- **Exercise**
Retype every line of the records below with no changes.

- **Dataset records**
+---+

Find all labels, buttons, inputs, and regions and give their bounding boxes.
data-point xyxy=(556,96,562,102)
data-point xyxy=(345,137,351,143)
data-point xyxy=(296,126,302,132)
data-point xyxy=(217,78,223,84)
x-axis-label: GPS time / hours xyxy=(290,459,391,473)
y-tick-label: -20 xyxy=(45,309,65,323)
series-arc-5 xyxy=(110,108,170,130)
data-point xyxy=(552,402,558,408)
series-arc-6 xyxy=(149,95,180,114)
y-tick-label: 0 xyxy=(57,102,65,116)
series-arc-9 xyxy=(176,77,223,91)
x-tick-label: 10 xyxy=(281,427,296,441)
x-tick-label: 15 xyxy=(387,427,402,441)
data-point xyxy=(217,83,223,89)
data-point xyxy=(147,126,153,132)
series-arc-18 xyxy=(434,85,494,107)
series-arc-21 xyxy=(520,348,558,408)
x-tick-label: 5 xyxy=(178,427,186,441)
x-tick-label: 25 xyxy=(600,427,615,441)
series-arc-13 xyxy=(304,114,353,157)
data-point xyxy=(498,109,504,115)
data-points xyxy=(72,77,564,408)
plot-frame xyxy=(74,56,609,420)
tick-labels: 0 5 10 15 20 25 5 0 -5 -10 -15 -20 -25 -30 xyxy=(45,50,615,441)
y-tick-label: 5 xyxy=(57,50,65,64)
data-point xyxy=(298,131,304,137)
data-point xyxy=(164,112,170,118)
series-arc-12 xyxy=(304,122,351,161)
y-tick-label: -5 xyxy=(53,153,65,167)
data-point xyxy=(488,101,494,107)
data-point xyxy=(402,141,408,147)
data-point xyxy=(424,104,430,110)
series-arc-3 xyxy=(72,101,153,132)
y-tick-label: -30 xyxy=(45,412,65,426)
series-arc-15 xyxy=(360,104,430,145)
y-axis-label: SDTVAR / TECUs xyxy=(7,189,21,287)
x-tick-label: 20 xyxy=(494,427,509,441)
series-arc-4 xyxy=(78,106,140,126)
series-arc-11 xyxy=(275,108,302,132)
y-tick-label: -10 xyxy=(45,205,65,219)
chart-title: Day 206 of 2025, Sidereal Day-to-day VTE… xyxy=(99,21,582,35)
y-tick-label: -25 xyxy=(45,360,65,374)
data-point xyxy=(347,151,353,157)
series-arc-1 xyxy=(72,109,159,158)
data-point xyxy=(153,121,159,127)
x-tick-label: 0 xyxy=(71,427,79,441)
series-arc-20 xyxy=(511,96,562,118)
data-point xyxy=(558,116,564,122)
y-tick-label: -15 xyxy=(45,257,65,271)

+---+

- **Final result**
Find all labels, buttons, inputs, and regions and give their bounding boxes.
data-point xyxy=(556,96,562,102)
data-point xyxy=(345,137,351,143)
data-point xyxy=(296,126,302,132)
data-point xyxy=(217,78,223,84)
x-axis-label: GPS time / hours xyxy=(290,459,391,473)
y-tick-label: -20 xyxy=(45,309,65,323)
series-arc-5 xyxy=(110,108,170,130)
data-point xyxy=(552,402,558,408)
series-arc-6 xyxy=(149,95,180,114)
y-tick-label: 0 xyxy=(57,102,65,116)
series-arc-9 xyxy=(176,77,223,91)
x-tick-label: 10 xyxy=(281,427,296,441)
x-tick-label: 15 xyxy=(387,427,402,441)
data-point xyxy=(217,83,223,89)
data-point xyxy=(147,126,153,132)
series-arc-18 xyxy=(434,85,494,107)
series-arc-21 xyxy=(520,348,558,408)
x-tick-label: 5 xyxy=(178,427,186,441)
x-tick-label: 25 xyxy=(600,427,615,441)
series-arc-13 xyxy=(304,114,353,157)
data-point xyxy=(498,109,504,115)
data-points xyxy=(72,77,564,408)
plot-frame xyxy=(74,56,609,420)
tick-labels: 0 5 10 15 20 25 5 0 -5 -10 -15 -20 -25 -30 xyxy=(45,50,615,441)
y-tick-label: 5 xyxy=(57,50,65,64)
data-point xyxy=(298,131,304,137)
data-point xyxy=(164,112,170,118)
series-arc-12 xyxy=(304,122,351,161)
y-tick-label: -5 xyxy=(53,153,65,167)
data-point xyxy=(488,101,494,107)
data-point xyxy=(402,141,408,147)
data-point xyxy=(424,104,430,110)
series-arc-3 xyxy=(72,101,153,132)
y-tick-label: -30 xyxy=(45,412,65,426)
series-arc-15 xyxy=(360,104,430,145)
y-axis-label: SDTVAR / TECUs xyxy=(7,189,21,287)
x-tick-label: 20 xyxy=(494,427,509,441)
series-arc-4 xyxy=(78,106,140,126)
series-arc-11 xyxy=(275,108,302,132)
y-tick-label: -10 xyxy=(45,205,65,219)
chart-title: Day 206 of 2025, Sidereal Day-to-day VTE… xyxy=(99,21,582,35)
y-tick-label: -25 xyxy=(45,360,65,374)
data-point xyxy=(347,151,353,157)
series-arc-1 xyxy=(72,109,159,158)
data-point xyxy=(153,121,159,127)
x-tick-label: 0 xyxy=(71,427,79,441)
series-arc-20 xyxy=(511,96,562,118)
data-point xyxy=(558,116,564,122)
y-tick-label: -15 xyxy=(45,257,65,271)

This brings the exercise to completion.